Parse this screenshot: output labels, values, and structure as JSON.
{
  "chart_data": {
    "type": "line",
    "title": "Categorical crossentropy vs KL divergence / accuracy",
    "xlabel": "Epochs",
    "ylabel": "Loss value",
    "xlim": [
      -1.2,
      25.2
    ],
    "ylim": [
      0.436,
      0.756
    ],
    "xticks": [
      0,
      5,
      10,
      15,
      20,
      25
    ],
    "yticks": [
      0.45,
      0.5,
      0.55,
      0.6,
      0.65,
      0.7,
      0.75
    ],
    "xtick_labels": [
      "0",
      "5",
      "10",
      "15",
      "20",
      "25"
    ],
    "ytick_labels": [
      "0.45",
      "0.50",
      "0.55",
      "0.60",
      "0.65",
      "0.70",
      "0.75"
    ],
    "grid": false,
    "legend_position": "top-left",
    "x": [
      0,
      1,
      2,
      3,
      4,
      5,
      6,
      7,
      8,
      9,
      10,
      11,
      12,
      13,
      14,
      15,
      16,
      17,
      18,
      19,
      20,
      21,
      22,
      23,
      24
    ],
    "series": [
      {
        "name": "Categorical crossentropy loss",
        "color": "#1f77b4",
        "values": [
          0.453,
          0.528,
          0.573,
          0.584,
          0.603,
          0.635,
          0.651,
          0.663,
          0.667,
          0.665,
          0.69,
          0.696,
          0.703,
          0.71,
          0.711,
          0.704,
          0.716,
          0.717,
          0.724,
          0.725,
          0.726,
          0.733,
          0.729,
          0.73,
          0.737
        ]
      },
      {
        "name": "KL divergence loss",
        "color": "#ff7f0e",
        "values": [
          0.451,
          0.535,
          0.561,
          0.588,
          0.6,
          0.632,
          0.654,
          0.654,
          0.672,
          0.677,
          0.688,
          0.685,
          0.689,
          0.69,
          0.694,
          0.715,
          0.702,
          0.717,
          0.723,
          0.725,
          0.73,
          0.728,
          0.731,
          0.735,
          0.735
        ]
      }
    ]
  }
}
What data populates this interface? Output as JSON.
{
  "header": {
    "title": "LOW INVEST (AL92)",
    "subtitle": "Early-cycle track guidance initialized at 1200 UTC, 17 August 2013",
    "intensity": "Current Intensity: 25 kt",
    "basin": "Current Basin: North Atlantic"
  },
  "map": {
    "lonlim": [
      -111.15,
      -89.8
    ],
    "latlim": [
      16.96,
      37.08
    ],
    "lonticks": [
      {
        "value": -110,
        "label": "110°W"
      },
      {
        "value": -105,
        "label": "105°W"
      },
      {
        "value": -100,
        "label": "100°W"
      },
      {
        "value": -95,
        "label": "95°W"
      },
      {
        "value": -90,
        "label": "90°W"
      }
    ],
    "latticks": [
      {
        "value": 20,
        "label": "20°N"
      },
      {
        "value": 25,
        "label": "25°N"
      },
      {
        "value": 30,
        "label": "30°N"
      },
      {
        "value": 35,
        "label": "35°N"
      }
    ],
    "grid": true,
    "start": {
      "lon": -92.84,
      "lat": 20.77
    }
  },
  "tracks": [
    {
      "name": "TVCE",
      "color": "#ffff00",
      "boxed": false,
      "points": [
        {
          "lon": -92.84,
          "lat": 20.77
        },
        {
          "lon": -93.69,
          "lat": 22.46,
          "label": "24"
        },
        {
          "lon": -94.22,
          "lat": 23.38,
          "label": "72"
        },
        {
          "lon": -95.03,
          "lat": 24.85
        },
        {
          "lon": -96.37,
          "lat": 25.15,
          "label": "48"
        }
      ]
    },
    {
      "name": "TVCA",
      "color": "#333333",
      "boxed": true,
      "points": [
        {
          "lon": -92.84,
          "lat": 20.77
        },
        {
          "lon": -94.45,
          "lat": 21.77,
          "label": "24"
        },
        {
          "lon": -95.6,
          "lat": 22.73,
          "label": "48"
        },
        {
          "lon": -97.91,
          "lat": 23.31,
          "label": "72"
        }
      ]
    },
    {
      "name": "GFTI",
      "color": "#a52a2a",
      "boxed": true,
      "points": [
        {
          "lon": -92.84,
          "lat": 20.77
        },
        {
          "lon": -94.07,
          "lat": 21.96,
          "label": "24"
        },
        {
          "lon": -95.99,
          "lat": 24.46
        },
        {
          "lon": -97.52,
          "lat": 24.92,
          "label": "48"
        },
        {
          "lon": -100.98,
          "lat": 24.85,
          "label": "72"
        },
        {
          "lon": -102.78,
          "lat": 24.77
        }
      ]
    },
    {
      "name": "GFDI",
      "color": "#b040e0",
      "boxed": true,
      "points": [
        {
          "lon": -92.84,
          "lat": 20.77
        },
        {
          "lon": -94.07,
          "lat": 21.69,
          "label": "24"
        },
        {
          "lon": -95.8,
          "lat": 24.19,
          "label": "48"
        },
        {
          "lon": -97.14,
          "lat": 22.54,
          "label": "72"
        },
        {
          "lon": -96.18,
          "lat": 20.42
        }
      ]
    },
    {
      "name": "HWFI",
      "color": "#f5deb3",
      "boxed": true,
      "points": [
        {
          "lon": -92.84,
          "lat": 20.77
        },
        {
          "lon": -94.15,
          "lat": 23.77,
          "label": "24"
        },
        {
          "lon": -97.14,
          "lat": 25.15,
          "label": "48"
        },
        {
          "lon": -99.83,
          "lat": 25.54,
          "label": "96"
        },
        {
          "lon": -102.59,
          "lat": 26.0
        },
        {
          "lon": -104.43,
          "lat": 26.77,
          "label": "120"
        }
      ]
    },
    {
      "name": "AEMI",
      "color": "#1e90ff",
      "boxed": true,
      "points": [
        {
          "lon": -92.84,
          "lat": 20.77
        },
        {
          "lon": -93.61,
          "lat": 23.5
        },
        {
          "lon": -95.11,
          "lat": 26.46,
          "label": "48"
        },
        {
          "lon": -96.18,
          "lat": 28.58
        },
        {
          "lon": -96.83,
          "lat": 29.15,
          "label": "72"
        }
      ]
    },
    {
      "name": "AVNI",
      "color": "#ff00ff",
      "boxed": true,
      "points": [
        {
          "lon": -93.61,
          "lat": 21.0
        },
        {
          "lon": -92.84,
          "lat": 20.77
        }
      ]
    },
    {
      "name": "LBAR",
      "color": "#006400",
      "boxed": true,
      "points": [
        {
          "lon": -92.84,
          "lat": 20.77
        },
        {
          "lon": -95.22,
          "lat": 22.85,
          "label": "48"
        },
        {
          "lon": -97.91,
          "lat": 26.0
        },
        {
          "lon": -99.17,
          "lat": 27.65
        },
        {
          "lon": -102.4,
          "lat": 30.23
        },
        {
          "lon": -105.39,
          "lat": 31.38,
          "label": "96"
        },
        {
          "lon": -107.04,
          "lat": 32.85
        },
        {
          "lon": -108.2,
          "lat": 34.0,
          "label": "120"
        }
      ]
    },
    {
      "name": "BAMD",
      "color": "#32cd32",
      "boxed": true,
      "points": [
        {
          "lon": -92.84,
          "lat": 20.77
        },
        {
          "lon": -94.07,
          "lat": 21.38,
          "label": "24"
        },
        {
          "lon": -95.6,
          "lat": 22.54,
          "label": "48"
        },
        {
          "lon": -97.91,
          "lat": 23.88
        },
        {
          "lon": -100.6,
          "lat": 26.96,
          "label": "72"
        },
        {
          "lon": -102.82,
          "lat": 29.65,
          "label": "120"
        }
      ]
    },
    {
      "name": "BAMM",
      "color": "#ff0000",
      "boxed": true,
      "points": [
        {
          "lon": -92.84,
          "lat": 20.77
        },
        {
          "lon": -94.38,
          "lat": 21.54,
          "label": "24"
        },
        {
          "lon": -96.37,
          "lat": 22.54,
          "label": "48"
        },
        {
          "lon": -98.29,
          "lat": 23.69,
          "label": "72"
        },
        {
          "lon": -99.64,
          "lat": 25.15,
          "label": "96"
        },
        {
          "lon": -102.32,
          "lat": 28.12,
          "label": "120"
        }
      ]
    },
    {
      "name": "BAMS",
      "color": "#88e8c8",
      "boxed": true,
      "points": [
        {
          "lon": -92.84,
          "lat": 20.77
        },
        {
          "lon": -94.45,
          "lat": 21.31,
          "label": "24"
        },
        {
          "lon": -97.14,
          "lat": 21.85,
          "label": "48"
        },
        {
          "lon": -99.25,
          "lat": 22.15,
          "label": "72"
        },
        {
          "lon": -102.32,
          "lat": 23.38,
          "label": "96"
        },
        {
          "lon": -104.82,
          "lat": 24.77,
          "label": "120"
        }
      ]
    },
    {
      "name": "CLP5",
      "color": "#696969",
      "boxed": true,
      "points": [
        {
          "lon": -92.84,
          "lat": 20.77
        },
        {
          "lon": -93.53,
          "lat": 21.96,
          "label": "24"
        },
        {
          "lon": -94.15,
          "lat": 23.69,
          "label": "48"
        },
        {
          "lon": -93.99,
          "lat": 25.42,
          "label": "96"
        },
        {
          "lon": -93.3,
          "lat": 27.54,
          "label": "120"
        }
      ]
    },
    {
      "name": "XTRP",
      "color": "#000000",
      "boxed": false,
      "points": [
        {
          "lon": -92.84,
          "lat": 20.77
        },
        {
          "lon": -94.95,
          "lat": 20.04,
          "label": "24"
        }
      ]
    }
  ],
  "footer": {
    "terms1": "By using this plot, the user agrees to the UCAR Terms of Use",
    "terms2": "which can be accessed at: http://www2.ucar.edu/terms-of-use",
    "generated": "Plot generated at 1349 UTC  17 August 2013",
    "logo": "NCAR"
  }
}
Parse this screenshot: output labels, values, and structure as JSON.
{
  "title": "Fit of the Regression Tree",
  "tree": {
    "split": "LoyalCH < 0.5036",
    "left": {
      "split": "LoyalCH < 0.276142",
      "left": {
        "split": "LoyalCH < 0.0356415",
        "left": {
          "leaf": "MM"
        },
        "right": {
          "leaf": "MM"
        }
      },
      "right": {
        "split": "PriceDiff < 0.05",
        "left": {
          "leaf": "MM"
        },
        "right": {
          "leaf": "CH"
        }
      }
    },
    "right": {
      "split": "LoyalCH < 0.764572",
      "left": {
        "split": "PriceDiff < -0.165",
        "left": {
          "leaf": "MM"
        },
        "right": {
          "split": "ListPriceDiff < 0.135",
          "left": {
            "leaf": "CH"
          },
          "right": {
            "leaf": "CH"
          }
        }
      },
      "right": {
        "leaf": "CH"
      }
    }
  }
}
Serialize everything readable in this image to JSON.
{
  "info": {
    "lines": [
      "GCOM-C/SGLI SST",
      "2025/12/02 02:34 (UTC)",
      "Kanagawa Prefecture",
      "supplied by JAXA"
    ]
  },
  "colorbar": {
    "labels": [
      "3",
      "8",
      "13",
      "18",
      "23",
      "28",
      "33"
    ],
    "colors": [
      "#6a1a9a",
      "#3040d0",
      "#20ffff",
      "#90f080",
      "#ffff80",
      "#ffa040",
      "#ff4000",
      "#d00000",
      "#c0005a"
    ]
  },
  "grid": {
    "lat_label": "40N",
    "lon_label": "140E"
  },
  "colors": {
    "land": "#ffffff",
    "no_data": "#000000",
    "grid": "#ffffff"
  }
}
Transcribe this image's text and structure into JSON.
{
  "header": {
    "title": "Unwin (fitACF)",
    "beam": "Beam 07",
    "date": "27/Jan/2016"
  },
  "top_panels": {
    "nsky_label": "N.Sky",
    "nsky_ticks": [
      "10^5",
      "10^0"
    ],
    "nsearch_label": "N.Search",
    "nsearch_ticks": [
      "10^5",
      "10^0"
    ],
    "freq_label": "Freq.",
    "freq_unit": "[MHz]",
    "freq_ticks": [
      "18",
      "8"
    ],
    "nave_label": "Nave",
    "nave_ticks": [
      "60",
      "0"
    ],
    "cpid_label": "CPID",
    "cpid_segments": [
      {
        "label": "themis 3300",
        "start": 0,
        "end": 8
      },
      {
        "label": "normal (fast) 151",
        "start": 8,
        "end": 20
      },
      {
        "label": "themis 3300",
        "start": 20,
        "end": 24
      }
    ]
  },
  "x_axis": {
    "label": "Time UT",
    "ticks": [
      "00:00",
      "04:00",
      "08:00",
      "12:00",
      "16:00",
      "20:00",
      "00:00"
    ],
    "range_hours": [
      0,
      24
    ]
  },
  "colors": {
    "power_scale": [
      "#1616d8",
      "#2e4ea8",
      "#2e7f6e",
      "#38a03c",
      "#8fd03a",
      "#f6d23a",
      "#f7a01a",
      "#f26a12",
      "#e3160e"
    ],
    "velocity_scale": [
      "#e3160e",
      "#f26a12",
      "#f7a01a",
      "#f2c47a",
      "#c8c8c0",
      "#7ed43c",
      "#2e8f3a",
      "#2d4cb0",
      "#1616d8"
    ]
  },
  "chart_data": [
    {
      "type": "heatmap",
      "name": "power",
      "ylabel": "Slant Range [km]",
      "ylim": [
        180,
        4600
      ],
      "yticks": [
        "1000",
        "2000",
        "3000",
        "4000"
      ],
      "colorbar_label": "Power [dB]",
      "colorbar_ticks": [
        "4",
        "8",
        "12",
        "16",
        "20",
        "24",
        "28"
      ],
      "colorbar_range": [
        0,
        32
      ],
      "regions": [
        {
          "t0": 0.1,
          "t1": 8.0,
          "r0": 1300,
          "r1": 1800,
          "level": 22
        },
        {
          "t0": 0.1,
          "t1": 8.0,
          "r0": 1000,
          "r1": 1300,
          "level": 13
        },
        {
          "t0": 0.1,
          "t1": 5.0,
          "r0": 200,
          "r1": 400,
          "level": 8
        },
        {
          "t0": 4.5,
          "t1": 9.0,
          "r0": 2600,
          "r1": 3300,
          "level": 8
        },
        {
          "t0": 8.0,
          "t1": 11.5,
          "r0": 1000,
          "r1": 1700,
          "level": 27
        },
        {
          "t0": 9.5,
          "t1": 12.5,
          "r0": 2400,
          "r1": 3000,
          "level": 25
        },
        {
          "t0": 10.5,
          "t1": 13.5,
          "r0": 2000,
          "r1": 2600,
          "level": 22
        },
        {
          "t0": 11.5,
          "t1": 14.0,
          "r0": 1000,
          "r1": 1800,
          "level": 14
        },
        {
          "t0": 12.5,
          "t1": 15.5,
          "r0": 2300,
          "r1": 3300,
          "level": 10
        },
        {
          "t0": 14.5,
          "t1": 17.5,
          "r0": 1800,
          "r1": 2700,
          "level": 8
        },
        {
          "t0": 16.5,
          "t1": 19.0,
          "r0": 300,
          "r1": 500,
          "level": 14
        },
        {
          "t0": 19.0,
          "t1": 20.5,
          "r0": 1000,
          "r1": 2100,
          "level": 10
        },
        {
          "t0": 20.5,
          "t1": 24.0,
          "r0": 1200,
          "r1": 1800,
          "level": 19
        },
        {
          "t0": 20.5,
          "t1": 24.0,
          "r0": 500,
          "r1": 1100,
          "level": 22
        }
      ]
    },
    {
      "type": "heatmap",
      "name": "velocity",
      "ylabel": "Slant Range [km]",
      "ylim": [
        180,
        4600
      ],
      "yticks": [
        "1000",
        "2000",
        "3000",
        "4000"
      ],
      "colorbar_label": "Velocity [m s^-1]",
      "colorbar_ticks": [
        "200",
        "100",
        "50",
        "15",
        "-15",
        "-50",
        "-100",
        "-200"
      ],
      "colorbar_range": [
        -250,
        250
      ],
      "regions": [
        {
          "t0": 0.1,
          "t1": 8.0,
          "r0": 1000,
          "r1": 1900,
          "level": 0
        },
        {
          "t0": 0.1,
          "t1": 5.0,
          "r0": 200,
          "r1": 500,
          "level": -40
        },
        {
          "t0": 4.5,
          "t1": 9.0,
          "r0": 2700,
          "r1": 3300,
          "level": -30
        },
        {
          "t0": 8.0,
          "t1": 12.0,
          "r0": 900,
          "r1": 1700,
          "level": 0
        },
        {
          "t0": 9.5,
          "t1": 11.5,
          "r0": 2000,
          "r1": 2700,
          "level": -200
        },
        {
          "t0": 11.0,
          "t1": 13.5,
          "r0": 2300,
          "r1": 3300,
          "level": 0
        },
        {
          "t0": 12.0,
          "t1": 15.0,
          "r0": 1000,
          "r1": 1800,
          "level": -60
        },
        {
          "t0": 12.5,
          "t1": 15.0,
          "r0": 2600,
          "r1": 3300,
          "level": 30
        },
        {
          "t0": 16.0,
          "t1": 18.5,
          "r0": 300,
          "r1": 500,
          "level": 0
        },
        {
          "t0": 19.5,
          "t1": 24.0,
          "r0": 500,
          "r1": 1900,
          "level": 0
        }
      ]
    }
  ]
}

---+---

● **Work required**
Return all lines containing "Categorical".

● **Expected output**
    "title": "Categorical crossentropy vs KL divergence / accuracy",
        "name": "Categorical crossentropy loss",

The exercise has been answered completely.